• Requirement
Filter the listing and keep only the lines with the word "talk".

• Raw records
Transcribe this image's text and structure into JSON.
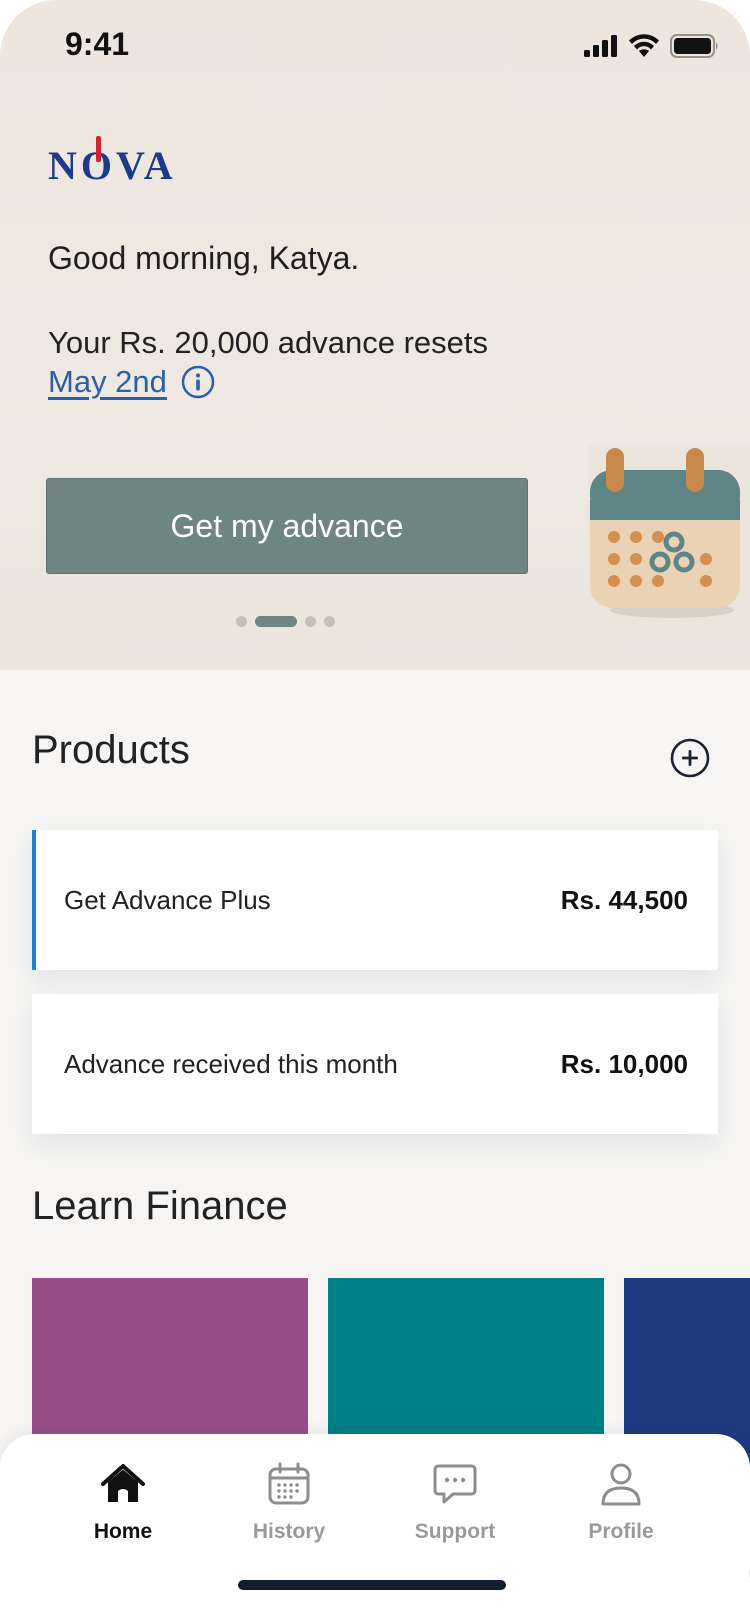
{
  "status_bar": {
    "time": "9:41",
    "icons": [
      "signal-icon",
      "wifi-icon",
      "battery-icon"
    ]
  },
  "brand": {
    "logo_text_n": "N",
    "logo_text_o": "O",
    "logo_text_va": "VA",
    "logo_color": "#1c3a8c",
    "logo_accent_color": "#d3222f"
  },
  "hero": {
    "greeting": "Good morning, Katya.",
    "reset_text": "Your Rs. 20,000 advance resets",
    "reset_date": "May 2nd",
    "cta_label": "Get my advance",
    "cta_color": "#6f8582",
    "pager": {
      "total": 4,
      "active": 1
    }
  },
  "products": {
    "title": "Products",
    "items": [
      {
        "label": "Get Advance Plus",
        "value": "Rs. 44,500",
        "highlight_color": "#1f7fd4"
      },
      {
        "label": "Advance received this month",
        "value": "Rs. 10,000"
      }
    ]
  },
  "learn": {
    "title": "Learn Finance",
    "cards": [
      {
        "color": "#974f88"
      },
      {
        "color": "#007f87"
      },
      {
        "color": "#1e3b80"
      }
    ]
  },
  "tab_bar": {
    "active": "home",
    "tabs": [
      {
        "id": "home",
        "label": "Home",
        "icon": "home-icon"
      },
      {
        "id": "history",
        "label": "History",
        "icon": "calendar-icon"
      },
      {
        "id": "support",
        "label": "Support",
        "icon": "chat-bubble-icon"
      },
      {
        "id": "profile",
        "label": "Profile",
        "icon": "user-icon"
      }
    ]
  }
}
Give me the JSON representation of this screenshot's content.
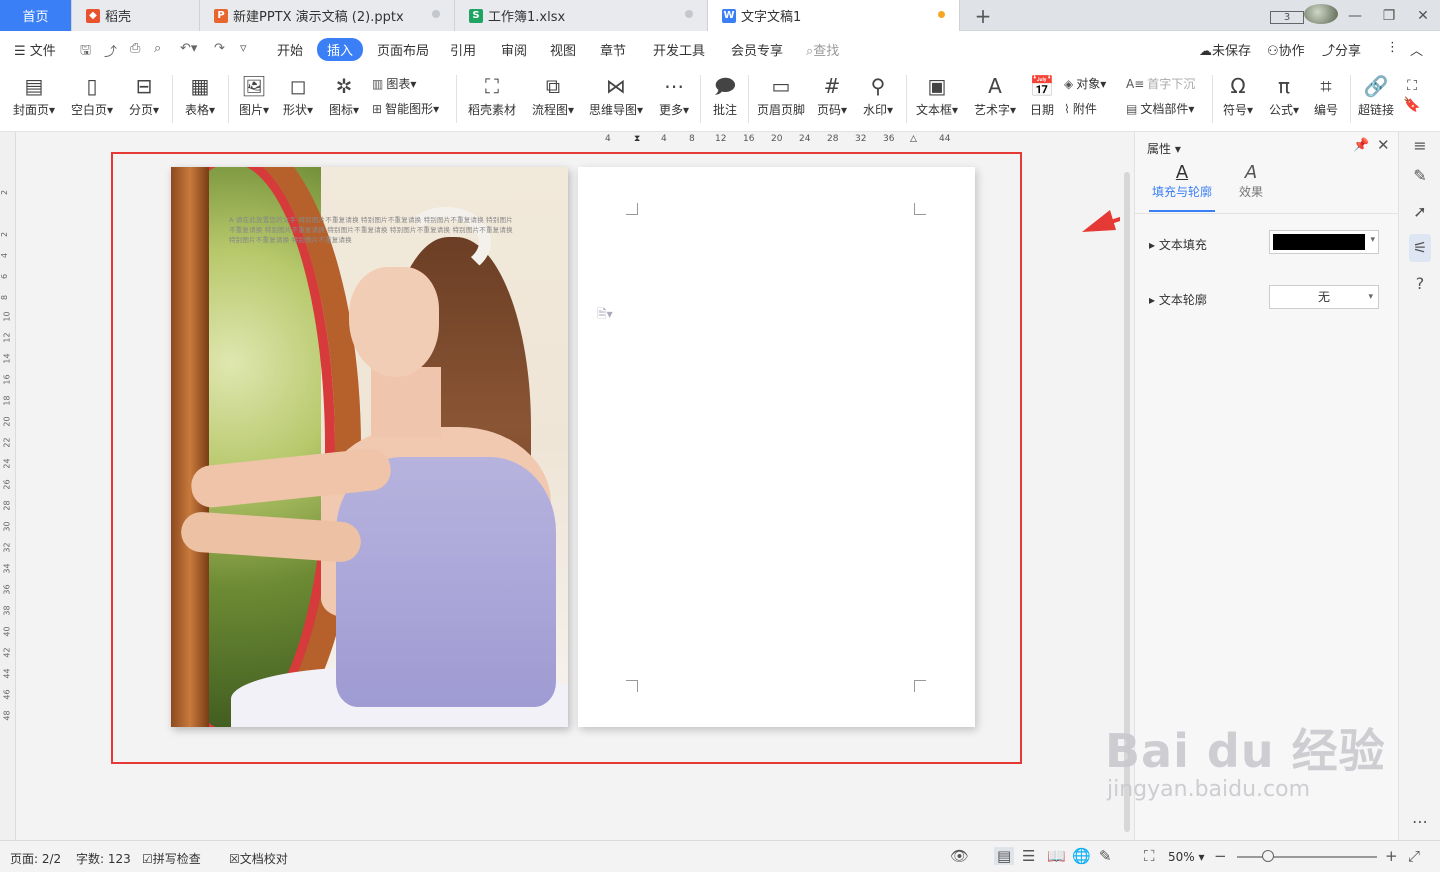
{
  "tabs": {
    "home": "首页",
    "items": [
      {
        "label": "稻壳",
        "icon": "daoke-icon",
        "color": "#e8522d"
      },
      {
        "label": "新建PPTX 演示文稿 (2).pptx",
        "icon": "ppt-icon",
        "color": "#e8662d"
      },
      {
        "label": "工作簿1.xlsx",
        "icon": "xlsx-icon",
        "color": "#1fa463"
      },
      {
        "label": "文字文稿1",
        "icon": "doc-icon",
        "color": "#3a7ff5"
      }
    ],
    "add": "+"
  },
  "window": {
    "badge": "3"
  },
  "menu": {
    "file": "文件",
    "items": [
      "开始",
      "插入",
      "页面布局",
      "引用",
      "审阅",
      "视图",
      "章节",
      "开发工具",
      "会员专享"
    ],
    "active": "插入",
    "search": "查找",
    "unsaved": "未保存",
    "collab": "协作",
    "share": "分享"
  },
  "ribbon": {
    "cover": "封面页",
    "blank": "空白页",
    "pagebreak": "分页",
    "table": "表格",
    "picture": "图片",
    "shape": "形状",
    "iconlib": "图标",
    "chart": "图表",
    "smartart": "智能图形",
    "material": "稻壳素材",
    "flowchart": "流程图",
    "mindmap": "思维导图",
    "more": "更多",
    "comment": "批注",
    "headerfooter": "页眉页脚",
    "pagenum": "页码",
    "watermark": "水印",
    "textbox": "文本框",
    "wordart": "艺术字",
    "date": "日期",
    "object": "对象",
    "attachment": "附件",
    "dropcap": "首字下沉",
    "docparts": "文档部件",
    "symbol": "符号",
    "formula": "公式",
    "numbering": "编号",
    "hyperlink": "超链接"
  },
  "ruler": {
    "h": [
      "4",
      "",
      "4",
      "8",
      "12",
      "16",
      "20",
      "24",
      "28",
      "32",
      "36",
      "",
      "44"
    ],
    "v": [
      "2",
      "",
      "2",
      "4",
      "6",
      "8",
      "10",
      "12",
      "14",
      "16",
      "18",
      "20",
      "22",
      "24",
      "26",
      "28",
      "30",
      "32",
      "34",
      "36",
      "38",
      "40",
      "42",
      "44",
      "46",
      "48"
    ]
  },
  "overlay_text": "A 请在此放置您的文字 特别图片不重复请换 特别图片不重复请换 特别图片不重复请换 特别图片 不重复请换 特别图片不重复请换 特别图片不重复请换 特别图片不重复请换 特别图片不重复请换 特别图片不重复请换 特别图片不重复请换",
  "panel": {
    "title": "属性",
    "tab_fill": "填充与轮廓",
    "tab_effect": "效果",
    "text_fill": "文本填充",
    "fill_color": "#000000",
    "text_outline": "文本轮廓",
    "outline_value": "无"
  },
  "status": {
    "page": "页面: 2/2",
    "words": "字数: 123",
    "spell": "拼写检查",
    "proof": "文档校对",
    "zoom": "50%"
  },
  "brand_watermark": {
    "big": "Bai du 经验",
    "small": "jingyan.baidu.com"
  }
}
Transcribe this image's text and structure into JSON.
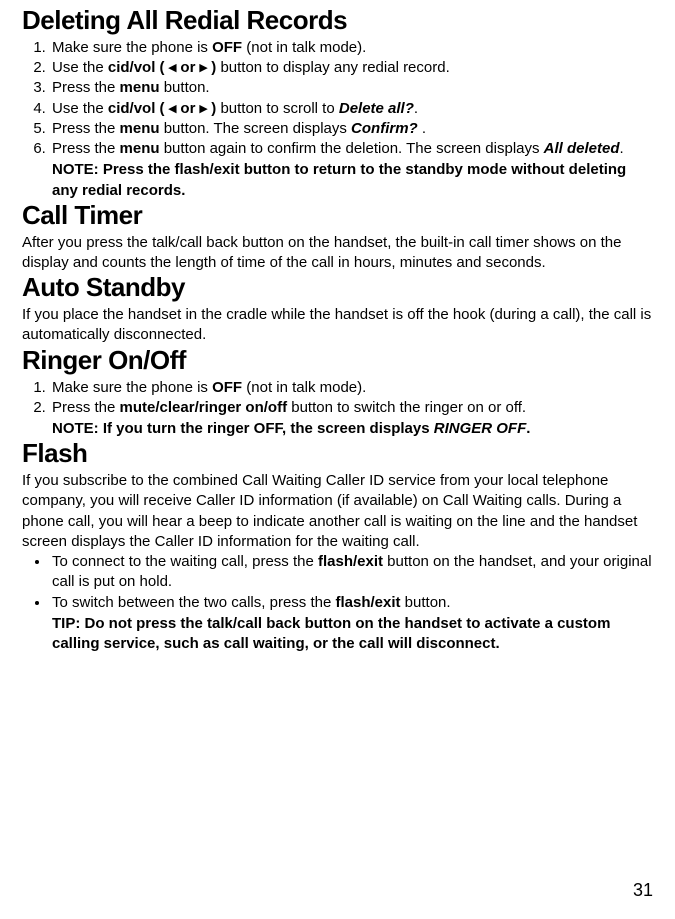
{
  "page_number": "31",
  "sections": {
    "deleting": {
      "heading": "Deleting All Redial Records",
      "steps": {
        "s1a": "Make sure the phone is ",
        "s1b": "OFF",
        "s1c": " (not in talk mode).",
        "s2a": "Use the ",
        "s2b": "cid/vol ( ◂ or ▸ )",
        "s2c": " button to display any redial record.",
        "s3a": "Press the ",
        "s3b": "menu",
        "s3c": " button.",
        "s4a": "Use the ",
        "s4b": "cid/vol ( ◂ or ▸ )",
        "s4c": " button to scroll to ",
        "s4d": "Delete all?",
        "s4e": ".",
        "s5a": "Press the ",
        "s5b": "menu",
        "s5c": " button. The screen displays ",
        "s5d": "Confirm?",
        "s5e": " .",
        "s6a": "Press the ",
        "s6b": "menu",
        "s6c": " button again to confirm the deletion. The screen displays ",
        "s6d": "All deleted",
        "s6e": "."
      },
      "note": "NOTE: Press the flash/exit button to return to the standby mode without deleting any redial records."
    },
    "calltimer": {
      "heading": "Call Timer",
      "p": "After you press the talk/call back button on the handset, the built-in call timer shows on the display and counts the length of time of the call in hours, minutes and seconds."
    },
    "autostandby": {
      "heading": "Auto Standby",
      "p": "If you place the handset in the cradle while the handset is off the hook (during a call), the call is automatically disconnected."
    },
    "ringer": {
      "heading": "Ringer On/Off",
      "steps": {
        "s1a": "Make sure the phone is ",
        "s1b": "OFF",
        "s1c": " (not in talk mode).",
        "s2a": "Press the ",
        "s2b": "mute/clear/ringer on/off",
        "s2c": " button to switch the ringer on or off."
      },
      "note_a": "NOTE: If you turn the ringer OFF, the screen displays ",
      "note_b": "RINGER OFF",
      "note_c": "."
    },
    "flash": {
      "heading": "Flash",
      "p": "If you subscribe to the combined Call Waiting Caller ID service from your local telephone company, you will receive Caller ID information (if available) on Call Waiting calls. During a phone call, you will hear a beep to indicate another call is waiting on the line and the handset screen displays the Caller ID information for the waiting call.",
      "b1a": "To connect to the waiting call, press the ",
      "b1b": "flash/exit",
      "b1c": " button on the handset, and your original call is put on hold.",
      "b2a": "To switch between the two calls, press the ",
      "b2b": "flash/exit",
      "b2c": " button.",
      "tip": "TIP: Do not press the talk/call back button on the handset to activate a custom calling service, such as call waiting, or the call will disconnect."
    }
  }
}
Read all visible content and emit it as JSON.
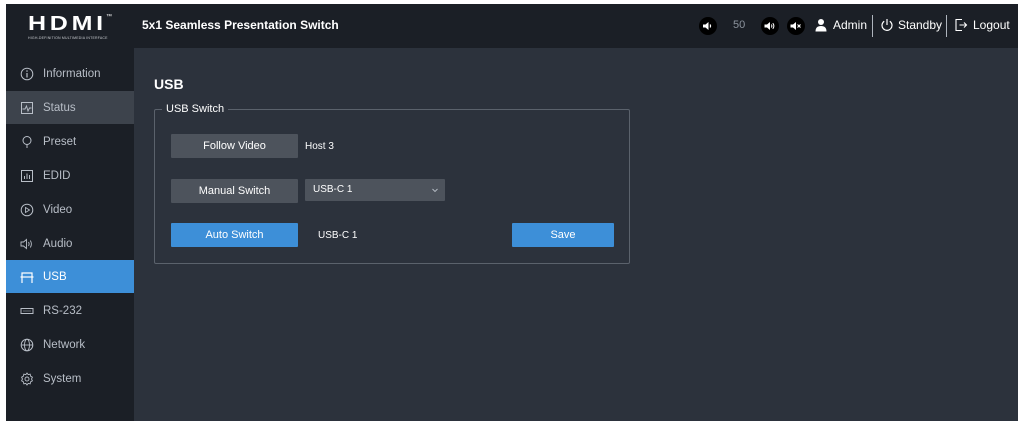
{
  "header": {
    "logo_text": "HDMI",
    "logo_tm": "™",
    "logo_subtitle": "HIGH-DEFINITION MULTIMEDIA INTERFACE",
    "app_title": "5x1 Seamless Presentation Switch",
    "volume_value": "50",
    "user_label": "Admin",
    "standby_label": "Standby",
    "logout_label": "Logout"
  },
  "sidebar": {
    "items": [
      {
        "label": "Information",
        "icon": "info-icon"
      },
      {
        "label": "Status",
        "icon": "status-icon"
      },
      {
        "label": "Preset",
        "icon": "preset-icon"
      },
      {
        "label": "EDID",
        "icon": "edid-icon"
      },
      {
        "label": "Video",
        "icon": "video-icon"
      },
      {
        "label": "Audio",
        "icon": "audio-icon"
      },
      {
        "label": "USB",
        "icon": "usb-icon"
      },
      {
        "label": "RS-232",
        "icon": "rs232-icon"
      },
      {
        "label": "Network",
        "icon": "network-icon"
      },
      {
        "label": "System",
        "icon": "system-icon"
      }
    ],
    "active": "USB"
  },
  "main": {
    "page_title": "USB",
    "section_title": "USB Switch",
    "follow_video_label": "Follow Video",
    "follow_video_value": "Host 3",
    "manual_switch_label": "Manual Switch",
    "manual_switch_selected": "USB-C 1",
    "auto_switch_label": "Auto Switch",
    "auto_switch_value": "USB-C 1",
    "save_label": "Save"
  },
  "colors": {
    "accent": "#3d8fd8",
    "header_bg": "#1b1f26",
    "content_bg": "#2c323c",
    "button_gray": "#4d535c"
  }
}
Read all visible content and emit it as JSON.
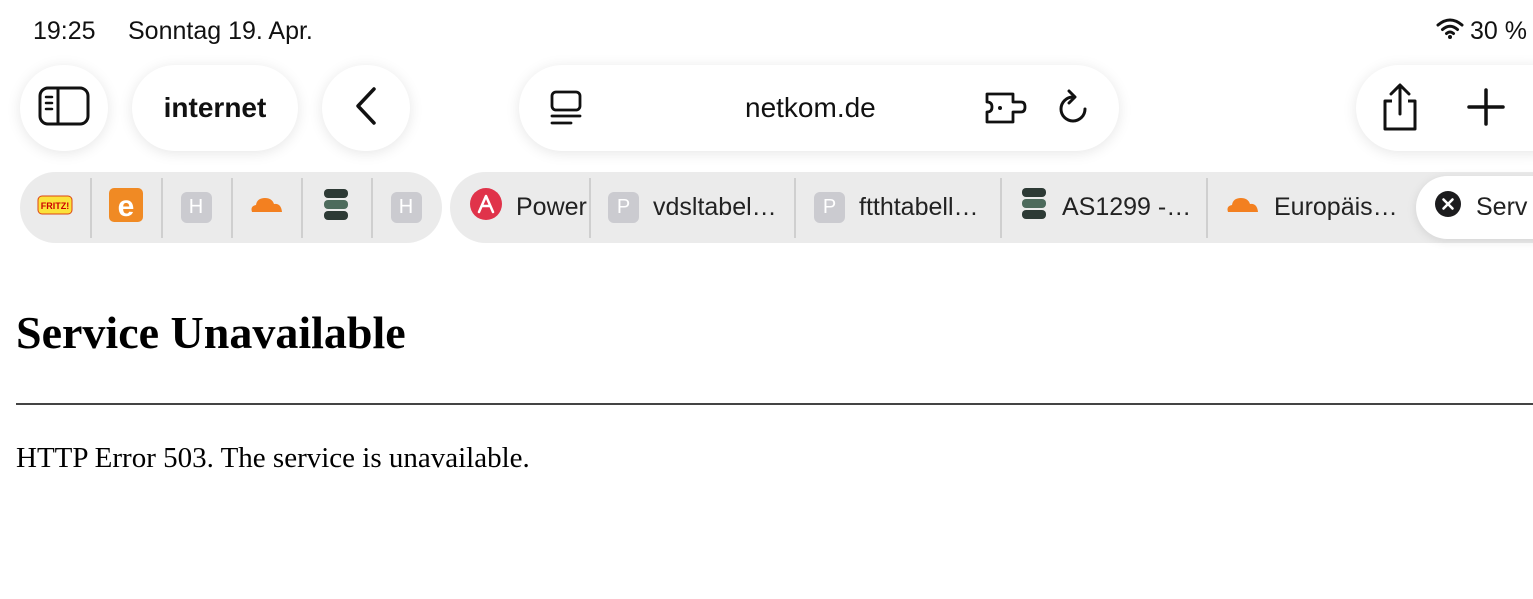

• Solution to this task
        "s1c": " (not in talk mode).",
      "p": "After you press the talk/call back button on the handset, the built-in call timer shows on the display and counts the length of time of the call in hours, minutes and seconds."
        "s1c": " (not in talk mode).",
      "tip": "TIP: Do not press the talk/call back button on the handset to activate a custom calling service, such as call waiting, or the call will disconnect."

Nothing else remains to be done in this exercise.